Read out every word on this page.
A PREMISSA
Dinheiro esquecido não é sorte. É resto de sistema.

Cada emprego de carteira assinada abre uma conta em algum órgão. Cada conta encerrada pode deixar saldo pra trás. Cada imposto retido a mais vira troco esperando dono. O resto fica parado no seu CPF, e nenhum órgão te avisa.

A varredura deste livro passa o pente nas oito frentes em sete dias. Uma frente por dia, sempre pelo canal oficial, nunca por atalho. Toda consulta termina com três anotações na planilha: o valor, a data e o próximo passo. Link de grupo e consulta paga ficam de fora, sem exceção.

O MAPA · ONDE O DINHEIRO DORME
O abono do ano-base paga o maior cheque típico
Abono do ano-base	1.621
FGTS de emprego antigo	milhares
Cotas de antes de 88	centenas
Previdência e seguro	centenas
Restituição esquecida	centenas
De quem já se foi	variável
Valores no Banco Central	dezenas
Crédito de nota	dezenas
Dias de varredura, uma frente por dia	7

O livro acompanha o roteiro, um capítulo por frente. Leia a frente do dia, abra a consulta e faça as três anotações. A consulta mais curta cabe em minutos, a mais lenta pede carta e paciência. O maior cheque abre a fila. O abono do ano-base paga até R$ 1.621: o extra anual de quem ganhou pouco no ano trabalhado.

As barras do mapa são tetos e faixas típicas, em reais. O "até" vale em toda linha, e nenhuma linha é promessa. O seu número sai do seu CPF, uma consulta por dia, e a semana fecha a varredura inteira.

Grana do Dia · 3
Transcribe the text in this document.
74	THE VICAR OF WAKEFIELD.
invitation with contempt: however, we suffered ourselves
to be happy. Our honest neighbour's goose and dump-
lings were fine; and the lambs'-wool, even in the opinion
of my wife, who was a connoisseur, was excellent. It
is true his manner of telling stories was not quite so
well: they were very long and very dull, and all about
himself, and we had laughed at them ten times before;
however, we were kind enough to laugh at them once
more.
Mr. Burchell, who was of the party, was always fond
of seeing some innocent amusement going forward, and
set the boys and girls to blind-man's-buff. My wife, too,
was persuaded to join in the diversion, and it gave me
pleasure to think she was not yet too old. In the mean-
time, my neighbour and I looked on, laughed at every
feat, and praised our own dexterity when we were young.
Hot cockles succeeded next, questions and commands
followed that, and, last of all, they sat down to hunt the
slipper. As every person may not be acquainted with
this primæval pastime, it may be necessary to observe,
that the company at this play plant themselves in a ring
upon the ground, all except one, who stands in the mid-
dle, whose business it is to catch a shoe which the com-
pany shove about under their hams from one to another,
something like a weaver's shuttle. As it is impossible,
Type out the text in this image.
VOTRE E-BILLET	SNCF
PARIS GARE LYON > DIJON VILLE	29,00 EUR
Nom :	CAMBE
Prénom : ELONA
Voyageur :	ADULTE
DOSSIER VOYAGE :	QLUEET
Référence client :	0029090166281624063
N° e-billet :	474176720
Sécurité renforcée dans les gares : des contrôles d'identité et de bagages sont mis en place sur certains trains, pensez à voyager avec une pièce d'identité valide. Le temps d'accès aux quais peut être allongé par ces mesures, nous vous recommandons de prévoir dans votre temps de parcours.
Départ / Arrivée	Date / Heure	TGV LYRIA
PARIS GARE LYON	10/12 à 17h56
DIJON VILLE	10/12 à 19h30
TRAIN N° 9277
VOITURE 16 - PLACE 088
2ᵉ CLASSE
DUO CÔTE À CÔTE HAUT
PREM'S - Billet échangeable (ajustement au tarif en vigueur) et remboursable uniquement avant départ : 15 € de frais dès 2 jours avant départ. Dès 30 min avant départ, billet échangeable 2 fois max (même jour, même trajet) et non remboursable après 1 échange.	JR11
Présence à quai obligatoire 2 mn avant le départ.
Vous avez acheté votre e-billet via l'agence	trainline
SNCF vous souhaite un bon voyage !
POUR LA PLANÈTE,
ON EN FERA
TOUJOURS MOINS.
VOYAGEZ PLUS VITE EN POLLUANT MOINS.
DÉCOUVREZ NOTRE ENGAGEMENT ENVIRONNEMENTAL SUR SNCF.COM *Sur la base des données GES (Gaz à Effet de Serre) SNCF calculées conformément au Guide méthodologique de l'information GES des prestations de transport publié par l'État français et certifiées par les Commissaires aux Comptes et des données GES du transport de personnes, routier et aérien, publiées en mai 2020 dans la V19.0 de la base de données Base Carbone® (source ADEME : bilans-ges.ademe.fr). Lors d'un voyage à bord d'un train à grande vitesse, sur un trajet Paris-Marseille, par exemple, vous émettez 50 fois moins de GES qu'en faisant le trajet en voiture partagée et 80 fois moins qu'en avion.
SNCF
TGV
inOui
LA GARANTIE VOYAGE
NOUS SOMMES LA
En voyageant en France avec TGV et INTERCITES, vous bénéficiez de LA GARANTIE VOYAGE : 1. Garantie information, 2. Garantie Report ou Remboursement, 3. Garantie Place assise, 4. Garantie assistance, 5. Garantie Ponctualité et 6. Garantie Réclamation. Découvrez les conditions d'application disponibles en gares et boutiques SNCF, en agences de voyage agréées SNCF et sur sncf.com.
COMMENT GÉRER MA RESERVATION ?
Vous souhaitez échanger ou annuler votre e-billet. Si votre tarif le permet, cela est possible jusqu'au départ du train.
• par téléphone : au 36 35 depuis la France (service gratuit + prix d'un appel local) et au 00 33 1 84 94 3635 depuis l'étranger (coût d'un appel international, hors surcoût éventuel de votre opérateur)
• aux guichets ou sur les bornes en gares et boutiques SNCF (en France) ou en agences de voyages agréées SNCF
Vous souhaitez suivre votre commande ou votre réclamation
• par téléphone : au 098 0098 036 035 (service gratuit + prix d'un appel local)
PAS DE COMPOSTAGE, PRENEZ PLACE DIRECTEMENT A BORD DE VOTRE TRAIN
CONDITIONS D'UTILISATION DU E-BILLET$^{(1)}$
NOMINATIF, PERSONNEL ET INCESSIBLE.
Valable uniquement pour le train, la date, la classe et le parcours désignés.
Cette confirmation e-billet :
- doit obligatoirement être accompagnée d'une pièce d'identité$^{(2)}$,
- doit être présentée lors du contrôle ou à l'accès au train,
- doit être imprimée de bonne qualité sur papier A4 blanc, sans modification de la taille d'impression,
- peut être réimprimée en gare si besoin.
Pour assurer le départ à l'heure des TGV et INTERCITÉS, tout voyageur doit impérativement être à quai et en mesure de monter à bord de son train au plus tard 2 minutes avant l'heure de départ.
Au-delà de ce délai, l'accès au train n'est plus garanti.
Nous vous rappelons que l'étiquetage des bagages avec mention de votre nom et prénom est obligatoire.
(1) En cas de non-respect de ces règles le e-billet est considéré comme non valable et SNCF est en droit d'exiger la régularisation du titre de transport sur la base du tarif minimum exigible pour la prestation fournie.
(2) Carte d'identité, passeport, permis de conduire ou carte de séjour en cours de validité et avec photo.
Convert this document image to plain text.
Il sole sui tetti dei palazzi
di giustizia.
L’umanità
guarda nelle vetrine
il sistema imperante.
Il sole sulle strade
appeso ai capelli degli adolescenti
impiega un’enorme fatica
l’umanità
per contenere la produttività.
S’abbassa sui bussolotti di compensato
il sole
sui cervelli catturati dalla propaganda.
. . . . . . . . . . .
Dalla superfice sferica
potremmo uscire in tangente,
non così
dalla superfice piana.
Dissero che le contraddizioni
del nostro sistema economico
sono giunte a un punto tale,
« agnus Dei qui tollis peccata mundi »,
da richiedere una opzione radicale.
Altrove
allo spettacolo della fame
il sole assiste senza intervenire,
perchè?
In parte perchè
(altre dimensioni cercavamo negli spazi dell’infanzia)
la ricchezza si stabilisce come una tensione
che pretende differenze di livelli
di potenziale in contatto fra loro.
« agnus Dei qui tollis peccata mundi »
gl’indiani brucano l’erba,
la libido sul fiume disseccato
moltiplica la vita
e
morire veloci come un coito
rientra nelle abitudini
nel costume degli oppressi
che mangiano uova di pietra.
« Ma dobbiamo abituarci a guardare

• _Problem description_: Using the records above, select and copy every line that has the word "this".

• _Solution_:
Read out every word on this page.
Transcribe the text in this document.
this primæval pastime, it may be necessary to observe,
that the company at this play plant themselves in a ring
Type out the text in this image.
Convert this document image to plain text.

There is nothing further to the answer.